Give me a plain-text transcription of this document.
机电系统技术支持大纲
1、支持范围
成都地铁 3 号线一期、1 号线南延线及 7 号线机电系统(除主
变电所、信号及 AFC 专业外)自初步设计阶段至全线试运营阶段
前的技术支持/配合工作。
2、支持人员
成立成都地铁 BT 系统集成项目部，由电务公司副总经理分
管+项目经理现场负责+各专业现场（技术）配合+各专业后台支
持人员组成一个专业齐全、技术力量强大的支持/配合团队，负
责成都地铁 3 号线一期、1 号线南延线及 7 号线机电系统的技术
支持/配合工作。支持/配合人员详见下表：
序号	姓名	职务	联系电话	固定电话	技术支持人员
====================
Exercise aim.
Please copy out each record, character for character.

The answer.
Give me a plain-text transcription of this document.
机电系统技术支持大纲
1、支持范围
成都地铁 3 号线一期、1 号线南延线及 7 号线机电系统(除主
变电所、信号及 AFC 专业外)自初步设计阶段至全线试运营阶段
前的技术支持/配合工作。
2、支持人员
成立成都地铁 BT 系统集成项目部，由电务公司副总经理分
管+项目经理现场负责+各专业现场（技术）配合+各专业后台支
持人员组成一个专业齐全、技术力量强大的支持/配合团队，负
责成都地铁 3 号线一期、1 号线南延线及 7 号线机电系统的技术
支持/配合工作。支持/配合人员详见下表：
序号	姓名	职务	联系电话	固定电话	技术支持人员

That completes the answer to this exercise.